Getting a Start to a Rewarding Career at Cumberland
The 20-year-old recently earned three associate degrees – in Engineering, Mathematics and Computer Science – as a member of Cumberland County College’s Class of 2016.
Prior to attending Cumberland for two years, Chesebro received a homeschool education from his parents using curriculum developed by the California-based Mother of Divine Grace School. His two younger sisters are also homeschooled by his parents.
Interested in all things mechanical since early childhood, Chesebro credits homeschooling for giving him a good background to pursue his interests.
“Being homeschooled, I was unsure how well I would fit into a college environment,” he said.
It didn’t take long, however, for Chesebro to become a familiar face on campus. The Millville resident quickly immersed himself in college organizations such as Student Senate, fencing club, math club, and computer science club, as well as induction into the Phi Theta Kappa, Mu Alpha Theta and Alpha Beta Gamma honor societies, and continuing his studies in piano and violin.
Somehow, Chesebro also found time to tutor fellow CCC students. “Tutoring gives me an opportunity to share what I have learned with others,” he said.
“One of my most rewarding experiences while attending Cumberland was participating in SPLI (Student Pathways Leadership Institute). The program helped me to become more involved in the community and made me realize that education is more than just my courses.”

**Action item A**.
In the article about the Cumberland County College graduate, in which three fields did Chesebro earn associate degrees?
**Action item B**.
Write what follows the last sentence of the article about the Cumberland County College graduate.

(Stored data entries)
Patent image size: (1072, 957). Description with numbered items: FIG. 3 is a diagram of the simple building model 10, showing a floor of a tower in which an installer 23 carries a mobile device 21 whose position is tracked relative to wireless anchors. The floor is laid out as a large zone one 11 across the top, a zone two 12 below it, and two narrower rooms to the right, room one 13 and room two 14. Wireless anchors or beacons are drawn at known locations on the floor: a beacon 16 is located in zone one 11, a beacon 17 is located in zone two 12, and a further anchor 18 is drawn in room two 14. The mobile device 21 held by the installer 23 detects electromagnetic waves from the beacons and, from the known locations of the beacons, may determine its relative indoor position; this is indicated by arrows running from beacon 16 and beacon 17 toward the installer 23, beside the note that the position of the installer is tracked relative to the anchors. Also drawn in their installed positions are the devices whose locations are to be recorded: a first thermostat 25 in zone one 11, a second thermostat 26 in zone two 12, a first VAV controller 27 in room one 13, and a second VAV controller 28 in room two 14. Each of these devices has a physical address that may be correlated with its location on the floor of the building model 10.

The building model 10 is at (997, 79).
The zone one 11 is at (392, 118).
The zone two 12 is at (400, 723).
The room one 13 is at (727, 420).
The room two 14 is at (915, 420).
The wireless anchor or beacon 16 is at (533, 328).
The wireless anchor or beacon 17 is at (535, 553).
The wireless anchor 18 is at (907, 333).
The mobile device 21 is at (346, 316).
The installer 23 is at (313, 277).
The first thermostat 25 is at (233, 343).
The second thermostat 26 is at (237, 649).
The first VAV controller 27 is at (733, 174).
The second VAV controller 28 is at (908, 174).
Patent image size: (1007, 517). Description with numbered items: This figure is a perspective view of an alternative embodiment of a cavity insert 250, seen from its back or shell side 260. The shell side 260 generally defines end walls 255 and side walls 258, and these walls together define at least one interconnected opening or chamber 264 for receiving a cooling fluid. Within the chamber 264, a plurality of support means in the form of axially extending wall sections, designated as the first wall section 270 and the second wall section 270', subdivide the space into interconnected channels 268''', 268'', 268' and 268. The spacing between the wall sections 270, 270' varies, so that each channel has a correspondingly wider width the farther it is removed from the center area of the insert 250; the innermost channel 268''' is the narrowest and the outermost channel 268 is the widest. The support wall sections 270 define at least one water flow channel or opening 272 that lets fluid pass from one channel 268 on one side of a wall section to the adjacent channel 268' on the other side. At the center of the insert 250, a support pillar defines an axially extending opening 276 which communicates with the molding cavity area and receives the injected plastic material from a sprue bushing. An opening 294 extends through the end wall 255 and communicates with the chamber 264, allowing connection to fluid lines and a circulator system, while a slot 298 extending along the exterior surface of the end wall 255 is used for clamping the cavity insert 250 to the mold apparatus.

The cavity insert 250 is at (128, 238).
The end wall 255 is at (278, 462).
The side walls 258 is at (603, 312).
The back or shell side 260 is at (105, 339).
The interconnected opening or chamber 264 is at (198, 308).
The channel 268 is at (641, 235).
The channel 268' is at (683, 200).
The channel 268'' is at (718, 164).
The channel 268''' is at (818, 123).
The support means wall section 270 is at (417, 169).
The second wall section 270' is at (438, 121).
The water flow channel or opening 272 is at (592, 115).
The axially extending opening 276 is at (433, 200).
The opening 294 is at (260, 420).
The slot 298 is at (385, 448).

**Exercise output A**.
Engineering, Mathematics and Computer Science.

**Exercise output B**.
Chesebro said he chose to attend Cumberland County College because it was close to home and familiar, as his father taught computer courses for the college’s Workforce and Community Education division.
“Being in groups in high school prepared me for college,” Chesebro added. His high school activities included church youth group, an online Latin Club for homeschooled students, and playing violin in the Rowan University Youth Orchestra.
“My first job was a two-year period playing violin in the pit orchestra at Sacred Heart high school,” he said proudly.
A college physics class reinforced Chesebro’s decision to go into the engineering field by demonstrating how theory blends with application. And the use of discreet math skills made him decide to add a major in math.
In September, Chesebro will pursue a bachelor’s degree as a Biomedical Engineering major, concentrating in Neural Engineering, at Columbia University. He explained that neural engineering uses engineering techniques to study, and possibly repair, the body’s central nervous system circuitry and disorders of the brain.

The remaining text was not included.